▸ Exercise details:
Repeat the material below exactly, line for line.

-- BEGIN Rows --

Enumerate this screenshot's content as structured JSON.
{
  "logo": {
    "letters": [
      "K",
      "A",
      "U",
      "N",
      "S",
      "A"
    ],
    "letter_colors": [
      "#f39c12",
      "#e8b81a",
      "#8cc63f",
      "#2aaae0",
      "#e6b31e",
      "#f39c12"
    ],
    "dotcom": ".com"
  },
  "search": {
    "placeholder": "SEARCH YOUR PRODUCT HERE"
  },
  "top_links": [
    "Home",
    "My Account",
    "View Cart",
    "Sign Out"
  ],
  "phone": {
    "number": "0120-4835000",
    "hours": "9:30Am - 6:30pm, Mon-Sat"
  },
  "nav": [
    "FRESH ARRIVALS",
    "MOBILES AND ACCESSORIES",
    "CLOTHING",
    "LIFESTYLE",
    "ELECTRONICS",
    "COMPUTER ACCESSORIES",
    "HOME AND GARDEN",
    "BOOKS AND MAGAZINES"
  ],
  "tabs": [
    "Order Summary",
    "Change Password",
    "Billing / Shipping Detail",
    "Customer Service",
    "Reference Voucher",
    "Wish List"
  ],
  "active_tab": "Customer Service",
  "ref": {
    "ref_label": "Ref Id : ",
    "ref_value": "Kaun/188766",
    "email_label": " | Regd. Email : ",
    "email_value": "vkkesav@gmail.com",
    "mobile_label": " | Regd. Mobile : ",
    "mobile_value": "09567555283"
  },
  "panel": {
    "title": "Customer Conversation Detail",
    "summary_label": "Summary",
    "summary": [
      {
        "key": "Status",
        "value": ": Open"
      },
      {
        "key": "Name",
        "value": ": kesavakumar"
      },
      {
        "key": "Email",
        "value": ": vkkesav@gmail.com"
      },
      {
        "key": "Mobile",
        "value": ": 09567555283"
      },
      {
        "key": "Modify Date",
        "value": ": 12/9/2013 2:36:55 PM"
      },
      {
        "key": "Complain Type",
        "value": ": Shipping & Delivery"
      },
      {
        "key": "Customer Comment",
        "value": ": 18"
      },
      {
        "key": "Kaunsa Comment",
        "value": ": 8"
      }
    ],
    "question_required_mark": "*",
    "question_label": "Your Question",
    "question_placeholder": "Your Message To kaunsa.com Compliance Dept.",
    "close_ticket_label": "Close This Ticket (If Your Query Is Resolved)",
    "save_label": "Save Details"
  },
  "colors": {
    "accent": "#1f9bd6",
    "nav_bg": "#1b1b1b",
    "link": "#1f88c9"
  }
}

-- END Rows --

▸ In response:
Enumerate this screenshot's content as structured JSON.
{
  "logo": {
    "letters": [
      "K",
      "A",
      "U",
      "N",
      "S",
      "A"
    ],
    "letter_colors": [
      "#f39c12",
      "#e8b81a",
      "#8cc63f",
      "#2aaae0",
      "#e6b31e",
      "#f39c12"
    ],
    "dotcom": ".com"
  },
  "search": {
    "placeholder": "SEARCH YOUR PRODUCT HERE"
  },
  "top_links": [
    "Home",
    "My Account",
    "View Cart",
    "Sign Out"
  ],
  "phone": {
    "number": "0120-4835000",
    "hours": "9:30Am - 6:30pm, Mon-Sat"
  },
  "nav": [
    "FRESH ARRIVALS",
    "MOBILES AND ACCESSORIES",
    "CLOTHING",
    "LIFESTYLE",
    "ELECTRONICS",
    "COMPUTER ACCESSORIES",
    "HOME AND GARDEN",
    "BOOKS AND MAGAZINES"
  ],
  "tabs": [
    "Order Summary",
    "Change Password",
    "Billing / Shipping Detail",
    "Customer Service",
    "Reference Voucher",
    "Wish List"
  ],
  "active_tab": "Customer Service",
  "ref": {
    "ref_label": "Ref Id : ",
    "ref_value": "Kaun/188766",
    "email_label": " | Regd. Email : ",
    "email_value": "vkkesav@gmail.com",
    "mobile_label": " | Regd. Mobile : ",
    "mobile_value": "09567555283"
  },
  "panel": {
    "title": "Customer Conversation Detail",
    "summary_label": "Summary",
    "summary": [
      {
        "key": "Status",
        "value": ": Open"
      },
      {
        "key": "Name",
        "value": ": kesavakumar"
      },
      {
        "key": "Email",
        "value": ": vkkesav@gmail.com"
      },
      {
        "key": "Mobile",
        "value": ": 09567555283"
      },
      {
        "key": "Modify Date",
        "value": ": 12/9/2013 2:36:55 PM"
      },
      {
        "key": "Complain Type",
        "value": ": Shipping & Delivery"
      },
      {
        "key": "Customer Comment",
        "value": ": 18"
      },
      {
        "key": "Kaunsa Comment",
        "value": ": 8"
      }
    ],
    "question_required_mark": "*",
    "question_label": "Your Question",
    "question_placeholder": "Your Message To kaunsa.com Compliance Dept.",
    "close_ticket_label": "Close This Ticket (If Your Query Is Resolved)",
    "save_label": "Save Details"
  },
  "colors": {
    "accent": "#1f9bd6",
    "nav_bg": "#1b1b1b",
    "link": "#1f88c9"
  }
}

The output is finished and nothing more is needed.